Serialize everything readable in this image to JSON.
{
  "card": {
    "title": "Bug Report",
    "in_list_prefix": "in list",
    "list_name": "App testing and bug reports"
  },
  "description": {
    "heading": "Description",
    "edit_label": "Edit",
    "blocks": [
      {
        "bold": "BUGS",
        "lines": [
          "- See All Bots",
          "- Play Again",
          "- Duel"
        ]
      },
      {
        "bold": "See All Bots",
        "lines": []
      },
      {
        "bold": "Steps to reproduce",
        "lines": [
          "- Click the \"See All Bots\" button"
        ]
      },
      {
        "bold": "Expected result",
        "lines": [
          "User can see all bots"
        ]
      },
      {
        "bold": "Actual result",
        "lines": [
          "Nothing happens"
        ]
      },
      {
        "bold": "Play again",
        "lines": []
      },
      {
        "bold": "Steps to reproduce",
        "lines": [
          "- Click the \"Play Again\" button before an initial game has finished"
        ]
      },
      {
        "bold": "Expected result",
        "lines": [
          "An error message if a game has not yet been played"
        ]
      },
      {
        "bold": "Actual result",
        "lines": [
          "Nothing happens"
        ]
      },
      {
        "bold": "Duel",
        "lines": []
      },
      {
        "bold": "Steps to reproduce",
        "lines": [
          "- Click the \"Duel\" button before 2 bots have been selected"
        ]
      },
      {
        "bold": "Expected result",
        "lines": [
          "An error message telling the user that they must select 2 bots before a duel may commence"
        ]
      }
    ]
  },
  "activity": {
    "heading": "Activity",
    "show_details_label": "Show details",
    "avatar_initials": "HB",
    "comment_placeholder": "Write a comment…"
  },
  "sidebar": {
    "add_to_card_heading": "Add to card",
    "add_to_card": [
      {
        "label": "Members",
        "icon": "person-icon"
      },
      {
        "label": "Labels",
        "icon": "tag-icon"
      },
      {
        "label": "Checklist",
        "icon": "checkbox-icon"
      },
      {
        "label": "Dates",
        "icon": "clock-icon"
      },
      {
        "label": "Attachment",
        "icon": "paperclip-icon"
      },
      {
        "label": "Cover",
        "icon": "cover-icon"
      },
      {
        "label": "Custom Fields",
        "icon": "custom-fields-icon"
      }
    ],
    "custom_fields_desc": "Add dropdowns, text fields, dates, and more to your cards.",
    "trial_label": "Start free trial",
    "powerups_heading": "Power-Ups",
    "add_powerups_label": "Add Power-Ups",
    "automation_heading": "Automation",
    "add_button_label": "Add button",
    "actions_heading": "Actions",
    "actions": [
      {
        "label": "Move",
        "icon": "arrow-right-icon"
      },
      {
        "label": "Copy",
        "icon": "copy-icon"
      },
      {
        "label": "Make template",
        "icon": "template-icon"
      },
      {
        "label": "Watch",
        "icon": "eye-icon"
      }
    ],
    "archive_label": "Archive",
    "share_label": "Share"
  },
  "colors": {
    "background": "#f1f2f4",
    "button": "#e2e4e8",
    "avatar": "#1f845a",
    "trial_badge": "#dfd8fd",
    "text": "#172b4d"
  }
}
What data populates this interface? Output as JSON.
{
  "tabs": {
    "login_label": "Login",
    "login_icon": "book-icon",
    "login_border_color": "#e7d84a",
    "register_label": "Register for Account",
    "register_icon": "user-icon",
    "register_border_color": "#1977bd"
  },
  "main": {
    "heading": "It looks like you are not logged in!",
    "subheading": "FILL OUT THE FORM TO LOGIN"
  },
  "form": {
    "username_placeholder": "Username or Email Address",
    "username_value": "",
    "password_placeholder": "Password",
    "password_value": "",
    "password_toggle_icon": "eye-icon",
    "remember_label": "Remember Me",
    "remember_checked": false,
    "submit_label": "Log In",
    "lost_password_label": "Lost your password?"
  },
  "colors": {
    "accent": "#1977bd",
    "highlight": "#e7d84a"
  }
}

EXERCISE OBJECTIVE:
Reply with the number of lines in the preceding entries that contain "your", and no other words.

ANSWER TO THE TASK:
2